SHORT EXERCISE :: Output the full material exactly as it appears here.

RECORD SET ::
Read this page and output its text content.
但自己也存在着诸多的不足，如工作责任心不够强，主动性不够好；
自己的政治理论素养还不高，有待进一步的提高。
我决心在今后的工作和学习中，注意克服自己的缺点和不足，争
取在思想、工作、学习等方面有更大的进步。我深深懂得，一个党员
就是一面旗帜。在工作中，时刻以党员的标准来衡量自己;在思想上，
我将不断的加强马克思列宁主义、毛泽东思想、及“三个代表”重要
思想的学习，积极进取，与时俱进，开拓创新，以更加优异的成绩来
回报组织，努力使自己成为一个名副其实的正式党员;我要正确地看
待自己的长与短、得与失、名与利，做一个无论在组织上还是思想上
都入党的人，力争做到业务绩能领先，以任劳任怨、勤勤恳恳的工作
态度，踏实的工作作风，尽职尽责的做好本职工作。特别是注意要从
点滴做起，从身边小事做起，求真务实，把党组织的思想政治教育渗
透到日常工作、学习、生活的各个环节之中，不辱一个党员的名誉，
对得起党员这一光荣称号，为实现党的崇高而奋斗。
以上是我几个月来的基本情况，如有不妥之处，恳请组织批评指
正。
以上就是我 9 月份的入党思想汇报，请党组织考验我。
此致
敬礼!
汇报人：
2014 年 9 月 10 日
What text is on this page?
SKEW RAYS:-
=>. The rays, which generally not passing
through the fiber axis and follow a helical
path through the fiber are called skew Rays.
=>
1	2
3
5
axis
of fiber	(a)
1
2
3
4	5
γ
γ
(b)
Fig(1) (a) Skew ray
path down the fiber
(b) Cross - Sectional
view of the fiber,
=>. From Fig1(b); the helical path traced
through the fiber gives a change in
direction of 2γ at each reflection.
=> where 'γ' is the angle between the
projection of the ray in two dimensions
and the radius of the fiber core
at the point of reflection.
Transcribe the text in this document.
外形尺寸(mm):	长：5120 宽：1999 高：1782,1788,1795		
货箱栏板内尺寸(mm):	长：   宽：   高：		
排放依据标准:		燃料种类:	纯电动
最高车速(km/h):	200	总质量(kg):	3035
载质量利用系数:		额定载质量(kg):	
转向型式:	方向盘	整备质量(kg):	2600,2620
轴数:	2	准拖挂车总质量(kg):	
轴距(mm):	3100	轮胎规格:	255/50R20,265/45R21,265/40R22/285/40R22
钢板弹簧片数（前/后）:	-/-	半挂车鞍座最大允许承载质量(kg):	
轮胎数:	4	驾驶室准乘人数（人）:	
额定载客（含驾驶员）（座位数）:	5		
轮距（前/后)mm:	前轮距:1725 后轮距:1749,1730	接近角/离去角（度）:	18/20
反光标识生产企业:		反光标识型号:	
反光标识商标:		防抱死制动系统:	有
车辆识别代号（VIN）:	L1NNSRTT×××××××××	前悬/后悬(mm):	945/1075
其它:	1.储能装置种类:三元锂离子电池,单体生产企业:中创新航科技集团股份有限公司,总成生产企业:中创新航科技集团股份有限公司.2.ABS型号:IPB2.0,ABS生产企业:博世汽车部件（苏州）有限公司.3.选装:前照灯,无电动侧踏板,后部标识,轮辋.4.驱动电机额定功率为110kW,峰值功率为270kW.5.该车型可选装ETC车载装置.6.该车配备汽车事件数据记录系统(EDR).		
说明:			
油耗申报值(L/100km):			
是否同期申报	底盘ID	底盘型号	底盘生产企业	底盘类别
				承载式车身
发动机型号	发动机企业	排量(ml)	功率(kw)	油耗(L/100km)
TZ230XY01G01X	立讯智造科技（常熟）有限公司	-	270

SOLUTION FOR THIS EXERCISE ::
Read this page and output its text content.
但自己也存在着诸多的不足，如工作责任心不够强，主动性不够好；
自己的政治理论素养还不高，有待进一步的提高。
我决心在今后的工作和学习中，注意克服自己的缺点和不足，争
取在思想、工作、学习等方面有更大的进步。我深深懂得，一个党员
就是一面旗帜。在工作中，时刻以党员的标准来衡量自己;在思想上，
我将不断的加强马克思列宁主义、毛泽东思想、及“三个代表”重要
思想的学习，积极进取，与时俱进，开拓创新，以更加优异的成绩来
回报组织，努力使自己成为一个名副其实的正式党员;我要正确地看
待自己的长与短、得与失、名与利，做一个无论在组织上还是思想上
都入党的人，力争做到业务绩能领先，以任劳任怨、勤勤恳恳的工作
态度，踏实的工作作风，尽职尽责的做好本职工作。特别是注意要从
点滴做起，从身边小事做起，求真务实，把党组织的思想政治教育渗
透到日常工作、学习、生活的各个环节之中，不辱一个党员的名誉，
对得起党员这一光荣称号，为实现党的崇高而奋斗。
以上是我几个月来的基本情况，如有不妥之处，恳请组织批评指
正。
以上就是我 9 月份的入党思想汇报，请党组织考验我。
此致
敬礼!
汇报人：
2014 年 9 月 10 日
What text is on this page?
SKEW RAYS:-
=>. The rays, which generally not passing
through the fiber axis and follow a helical
path through the fiber are called skew Rays.
=>
1	2
3
5
axis
of fiber	(a)
1
2
3
4	5
γ
γ
(b)
Fig(1) (a) Skew ray
path down the fiber
(b) Cross - Sectional
view of the fiber,
=>. From Fig1(b); the helical path traced
through the fiber gives a change in
direction of 2γ at each reflection.
=> where 'γ' is the angle between the
projection of the ray in two dimensions
and the radius of the fiber core
at the point of reflection.
Transcribe the text in this document.
外形尺寸(mm):	长：5120 宽：1999 高：1782,1788,1795		
货箱栏板内尺寸(mm):	长：   宽：   高：		
排放依据标准:		燃料种类:	纯电动
最高车速(km/h):	200	总质量(kg):	3035
载质量利用系数:		额定载质量(kg):	
转向型式:	方向盘	整备质量(kg):	2600,2620
轴数:	2	准拖挂车总质量(kg):	
轴距(mm):	3100	轮胎规格:	255/50R20,265/45R21,265/40R22/285/40R22
钢板弹簧片数（前/后）:	-/-	半挂车鞍座最大允许承载质量(kg):	
轮胎数:	4	驾驶室准乘人数（人）:	
额定载客（含驾驶员）（座位数）:	5		
轮距（前/后)mm:	前轮距:1725 后轮距:1749,1730	接近角/离去角（度）:	18/20
反光标识生产企业:		反光标识型号:	
反光标识商标:		防抱死制动系统:	有
车辆识别代号（VIN）:	L1NNSRTT×××××××××	前悬/后悬(mm):	945/1075
其它:	1.储能装置种类:三元锂离子电池,单体生产企业:中创新航科技集团股份有限公司,总成生产企业:中创新航科技集团股份有限公司.2.ABS型号:IPB2.0,ABS生产企业:博世汽车部件（苏州）有限公司.3.选装:前照灯,无电动侧踏板,后部标识,轮辋.4.驱动电机额定功率为110kW,峰值功率为270kW.5.该车型可选装ETC车载装置.6.该车配备汽车事件数据记录系统(EDR).		
说明:			
油耗申报值(L/100km):			
是否同期申报	底盘ID	底盘型号	底盘生产企业	底盘类别
				承载式车身
发动机型号	发动机企业	排量(ml)	功率(kw)	油耗(L/100km)
TZ230XY01G01X	立讯智造科技（常熟）有限公司	-	270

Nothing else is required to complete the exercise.